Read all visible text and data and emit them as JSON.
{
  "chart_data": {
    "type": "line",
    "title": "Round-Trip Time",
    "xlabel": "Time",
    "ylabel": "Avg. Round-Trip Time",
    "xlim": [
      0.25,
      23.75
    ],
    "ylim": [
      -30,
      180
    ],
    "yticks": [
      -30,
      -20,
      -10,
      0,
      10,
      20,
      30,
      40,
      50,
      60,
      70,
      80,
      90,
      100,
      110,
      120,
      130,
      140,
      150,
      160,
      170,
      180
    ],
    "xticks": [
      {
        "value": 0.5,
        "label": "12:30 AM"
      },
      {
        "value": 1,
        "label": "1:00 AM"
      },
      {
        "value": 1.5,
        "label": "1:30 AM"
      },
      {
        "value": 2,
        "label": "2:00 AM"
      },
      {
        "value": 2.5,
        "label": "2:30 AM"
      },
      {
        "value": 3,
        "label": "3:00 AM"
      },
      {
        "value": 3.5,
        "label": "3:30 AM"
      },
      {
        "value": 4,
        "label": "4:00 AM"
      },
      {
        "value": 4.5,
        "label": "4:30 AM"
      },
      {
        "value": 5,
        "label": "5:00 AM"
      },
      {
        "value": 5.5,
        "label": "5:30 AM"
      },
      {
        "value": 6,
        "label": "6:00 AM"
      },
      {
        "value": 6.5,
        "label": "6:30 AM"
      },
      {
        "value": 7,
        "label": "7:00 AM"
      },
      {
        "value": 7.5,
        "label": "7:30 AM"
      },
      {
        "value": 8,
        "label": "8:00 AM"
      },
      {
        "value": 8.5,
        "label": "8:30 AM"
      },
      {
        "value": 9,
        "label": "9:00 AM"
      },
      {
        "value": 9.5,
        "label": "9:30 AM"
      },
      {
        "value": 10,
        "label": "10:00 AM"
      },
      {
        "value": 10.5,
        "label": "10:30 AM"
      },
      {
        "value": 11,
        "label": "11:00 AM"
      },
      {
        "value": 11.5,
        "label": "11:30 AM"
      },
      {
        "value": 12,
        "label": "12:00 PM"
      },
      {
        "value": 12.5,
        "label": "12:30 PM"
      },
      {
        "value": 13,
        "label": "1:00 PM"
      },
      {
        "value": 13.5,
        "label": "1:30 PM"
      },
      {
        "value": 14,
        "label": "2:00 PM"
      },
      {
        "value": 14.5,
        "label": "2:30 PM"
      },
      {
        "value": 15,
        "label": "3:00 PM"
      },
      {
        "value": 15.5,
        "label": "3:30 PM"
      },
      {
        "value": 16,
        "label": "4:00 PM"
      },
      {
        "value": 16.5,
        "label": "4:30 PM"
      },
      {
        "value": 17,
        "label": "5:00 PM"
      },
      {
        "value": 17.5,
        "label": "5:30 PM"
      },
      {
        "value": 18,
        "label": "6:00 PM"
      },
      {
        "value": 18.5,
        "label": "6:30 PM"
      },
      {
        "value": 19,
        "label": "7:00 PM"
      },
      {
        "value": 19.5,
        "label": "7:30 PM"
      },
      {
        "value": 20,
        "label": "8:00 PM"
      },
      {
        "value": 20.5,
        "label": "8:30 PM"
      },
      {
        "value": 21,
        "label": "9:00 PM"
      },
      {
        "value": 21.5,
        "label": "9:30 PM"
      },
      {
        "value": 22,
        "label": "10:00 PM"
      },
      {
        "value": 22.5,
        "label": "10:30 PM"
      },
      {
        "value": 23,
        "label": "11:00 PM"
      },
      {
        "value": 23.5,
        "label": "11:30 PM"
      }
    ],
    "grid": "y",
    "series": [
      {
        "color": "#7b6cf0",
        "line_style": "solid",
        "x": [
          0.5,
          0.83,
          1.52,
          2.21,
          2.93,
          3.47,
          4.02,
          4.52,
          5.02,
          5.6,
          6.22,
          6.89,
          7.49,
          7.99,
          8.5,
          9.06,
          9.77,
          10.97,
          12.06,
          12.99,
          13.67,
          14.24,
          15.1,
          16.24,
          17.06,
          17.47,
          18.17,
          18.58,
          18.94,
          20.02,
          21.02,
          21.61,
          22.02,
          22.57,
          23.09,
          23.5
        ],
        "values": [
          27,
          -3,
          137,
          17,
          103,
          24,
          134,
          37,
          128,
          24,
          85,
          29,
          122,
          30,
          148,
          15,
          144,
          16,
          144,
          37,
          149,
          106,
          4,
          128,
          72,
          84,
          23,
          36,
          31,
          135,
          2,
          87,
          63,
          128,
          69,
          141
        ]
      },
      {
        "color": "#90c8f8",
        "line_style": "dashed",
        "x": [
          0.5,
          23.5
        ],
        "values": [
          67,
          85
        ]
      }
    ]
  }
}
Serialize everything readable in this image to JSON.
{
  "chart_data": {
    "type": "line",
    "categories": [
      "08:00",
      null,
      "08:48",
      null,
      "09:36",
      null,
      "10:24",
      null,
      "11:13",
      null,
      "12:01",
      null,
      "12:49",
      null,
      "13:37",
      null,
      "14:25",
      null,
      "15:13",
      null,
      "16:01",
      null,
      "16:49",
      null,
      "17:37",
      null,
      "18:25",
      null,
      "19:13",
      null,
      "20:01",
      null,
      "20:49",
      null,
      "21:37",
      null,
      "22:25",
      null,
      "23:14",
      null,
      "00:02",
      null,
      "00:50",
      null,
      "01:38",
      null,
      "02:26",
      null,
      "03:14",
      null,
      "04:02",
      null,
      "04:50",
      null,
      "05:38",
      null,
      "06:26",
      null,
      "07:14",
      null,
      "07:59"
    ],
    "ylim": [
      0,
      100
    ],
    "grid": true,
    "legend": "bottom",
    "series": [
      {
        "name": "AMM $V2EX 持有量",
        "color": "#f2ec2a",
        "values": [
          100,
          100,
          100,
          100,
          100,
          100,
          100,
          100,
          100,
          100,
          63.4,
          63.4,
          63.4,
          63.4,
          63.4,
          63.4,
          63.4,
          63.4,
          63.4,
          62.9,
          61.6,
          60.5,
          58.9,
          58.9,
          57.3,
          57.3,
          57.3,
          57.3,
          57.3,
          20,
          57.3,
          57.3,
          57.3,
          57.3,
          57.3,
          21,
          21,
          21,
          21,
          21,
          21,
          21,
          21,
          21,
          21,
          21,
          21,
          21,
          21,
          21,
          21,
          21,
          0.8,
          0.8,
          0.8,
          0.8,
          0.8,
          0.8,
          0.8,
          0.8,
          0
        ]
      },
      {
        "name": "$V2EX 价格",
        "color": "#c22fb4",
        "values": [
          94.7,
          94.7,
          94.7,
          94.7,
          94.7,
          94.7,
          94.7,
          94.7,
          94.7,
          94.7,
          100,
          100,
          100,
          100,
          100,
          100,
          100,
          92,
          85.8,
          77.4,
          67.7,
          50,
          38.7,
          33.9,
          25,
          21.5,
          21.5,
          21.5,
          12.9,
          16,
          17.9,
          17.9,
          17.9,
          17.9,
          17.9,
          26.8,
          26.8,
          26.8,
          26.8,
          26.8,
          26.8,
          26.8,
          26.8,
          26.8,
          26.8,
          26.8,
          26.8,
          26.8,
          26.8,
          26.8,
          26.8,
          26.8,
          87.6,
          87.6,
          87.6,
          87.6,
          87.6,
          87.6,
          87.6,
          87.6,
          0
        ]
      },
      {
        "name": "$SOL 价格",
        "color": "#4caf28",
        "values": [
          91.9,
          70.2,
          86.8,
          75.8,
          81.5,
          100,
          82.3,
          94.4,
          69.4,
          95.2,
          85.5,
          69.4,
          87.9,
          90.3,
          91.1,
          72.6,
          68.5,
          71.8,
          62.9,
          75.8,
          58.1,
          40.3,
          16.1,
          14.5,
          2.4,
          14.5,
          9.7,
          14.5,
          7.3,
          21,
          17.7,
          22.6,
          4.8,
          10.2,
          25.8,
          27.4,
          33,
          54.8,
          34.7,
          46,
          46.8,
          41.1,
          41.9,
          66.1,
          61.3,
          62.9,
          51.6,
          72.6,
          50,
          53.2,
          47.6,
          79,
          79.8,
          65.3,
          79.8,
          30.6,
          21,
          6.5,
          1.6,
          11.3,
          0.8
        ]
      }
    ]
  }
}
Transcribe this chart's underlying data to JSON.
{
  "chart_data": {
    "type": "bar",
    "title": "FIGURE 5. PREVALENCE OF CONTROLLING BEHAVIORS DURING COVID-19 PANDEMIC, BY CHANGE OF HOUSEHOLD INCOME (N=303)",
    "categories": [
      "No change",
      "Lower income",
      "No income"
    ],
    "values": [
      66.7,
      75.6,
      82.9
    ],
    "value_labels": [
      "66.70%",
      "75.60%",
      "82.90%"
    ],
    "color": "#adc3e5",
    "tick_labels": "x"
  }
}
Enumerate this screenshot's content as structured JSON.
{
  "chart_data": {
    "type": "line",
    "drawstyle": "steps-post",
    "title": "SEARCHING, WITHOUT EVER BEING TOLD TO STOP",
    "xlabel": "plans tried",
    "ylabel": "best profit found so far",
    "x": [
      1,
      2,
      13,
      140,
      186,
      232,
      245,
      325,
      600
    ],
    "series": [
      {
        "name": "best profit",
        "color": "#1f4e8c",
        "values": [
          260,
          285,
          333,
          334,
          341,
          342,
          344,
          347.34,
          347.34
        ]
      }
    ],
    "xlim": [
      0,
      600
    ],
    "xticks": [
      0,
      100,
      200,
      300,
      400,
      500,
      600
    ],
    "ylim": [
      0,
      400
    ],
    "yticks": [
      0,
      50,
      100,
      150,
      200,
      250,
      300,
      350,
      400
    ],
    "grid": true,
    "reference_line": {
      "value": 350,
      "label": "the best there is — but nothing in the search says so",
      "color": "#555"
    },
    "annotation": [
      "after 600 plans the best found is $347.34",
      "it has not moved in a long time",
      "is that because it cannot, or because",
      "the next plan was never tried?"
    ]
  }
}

++++++

:: AIM ::
Only those lines running from the one containing "Enumerate this screenshot's" through the last line of the data above are to be copied, exactly, with both ends included.

:: WRITTEN RESPONSE ::
Enumerate this screenshot's content as structured JSON.
{
  "chart_data": {
    "type": "line",
    "drawstyle": "steps-post",
    "title": "SEARCHING, WITHOUT EVER BEING TOLD TO STOP",
    "xlabel": "plans tried",
    "ylabel": "best profit found so far",
    "x": [
      1,
      2,
      13,
      140,
      186,
      232,
      245,
      325,
      600
    ],
    "series": [
      {
        "name": "best profit",
        "color": "#1f4e8c",
        "values": [
          260,
          285,
          333,
          334,
          341,
          342,
          344,
          347.34,
          347.34
        ]
      }
    ],
    "xlim": [
      0,
      600
    ],
    "xticks": [
      0,
      100,
      200,
      300,
      400,
      500,
      600
    ],
    "ylim": [
      0,
      400
    ],
    "yticks": [
      0,
      50,
      100,
      150,
      200,
      250,
      300,
      350,
      400
    ],
    "grid": true,
    "reference_line": {
      "value": 350,
      "label": "the best there is — but nothing in the search says so",
      "color": "#555"
    },
    "annotation": [
      "after 600 plans the best found is $347.34",
      "it has not moved in a long time",
      "is that because it cannot, or because",
      "the next plan was never tried?"
    ]
  }
}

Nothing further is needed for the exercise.